Aim of the task →
Count the lines in the entries that contain the string "field", and reply with that number alone.

Data lines →
____
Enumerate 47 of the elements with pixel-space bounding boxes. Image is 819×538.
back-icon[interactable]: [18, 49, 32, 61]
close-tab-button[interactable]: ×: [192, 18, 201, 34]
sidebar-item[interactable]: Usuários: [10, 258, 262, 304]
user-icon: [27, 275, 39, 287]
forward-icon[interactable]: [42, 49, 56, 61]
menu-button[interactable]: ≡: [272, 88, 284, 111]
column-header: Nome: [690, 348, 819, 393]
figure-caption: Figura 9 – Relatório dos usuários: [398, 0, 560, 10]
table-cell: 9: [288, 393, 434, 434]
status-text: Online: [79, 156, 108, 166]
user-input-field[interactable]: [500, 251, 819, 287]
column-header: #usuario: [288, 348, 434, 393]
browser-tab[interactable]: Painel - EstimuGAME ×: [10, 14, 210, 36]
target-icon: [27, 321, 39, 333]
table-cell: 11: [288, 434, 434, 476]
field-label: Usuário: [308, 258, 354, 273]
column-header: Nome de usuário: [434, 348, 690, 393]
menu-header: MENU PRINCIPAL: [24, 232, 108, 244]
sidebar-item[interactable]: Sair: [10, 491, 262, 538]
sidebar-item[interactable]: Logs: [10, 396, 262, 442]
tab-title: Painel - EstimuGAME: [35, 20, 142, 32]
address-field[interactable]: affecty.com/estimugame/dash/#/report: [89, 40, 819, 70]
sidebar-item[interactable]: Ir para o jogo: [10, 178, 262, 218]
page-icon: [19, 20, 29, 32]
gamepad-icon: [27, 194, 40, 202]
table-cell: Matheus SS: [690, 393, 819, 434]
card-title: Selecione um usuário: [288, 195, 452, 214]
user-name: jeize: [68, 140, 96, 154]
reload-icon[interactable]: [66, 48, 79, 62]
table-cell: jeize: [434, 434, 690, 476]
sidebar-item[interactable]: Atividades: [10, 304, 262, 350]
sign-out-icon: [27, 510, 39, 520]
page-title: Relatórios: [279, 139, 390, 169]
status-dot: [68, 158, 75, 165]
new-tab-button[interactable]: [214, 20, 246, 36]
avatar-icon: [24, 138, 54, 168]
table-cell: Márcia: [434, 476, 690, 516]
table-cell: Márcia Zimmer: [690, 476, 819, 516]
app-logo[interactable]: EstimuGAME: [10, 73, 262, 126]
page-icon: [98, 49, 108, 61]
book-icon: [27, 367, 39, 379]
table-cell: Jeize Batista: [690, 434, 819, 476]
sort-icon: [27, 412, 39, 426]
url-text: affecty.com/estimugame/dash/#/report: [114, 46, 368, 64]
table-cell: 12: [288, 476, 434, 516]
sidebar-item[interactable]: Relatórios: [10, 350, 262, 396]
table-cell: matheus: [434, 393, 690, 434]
____
Exercise solution →
3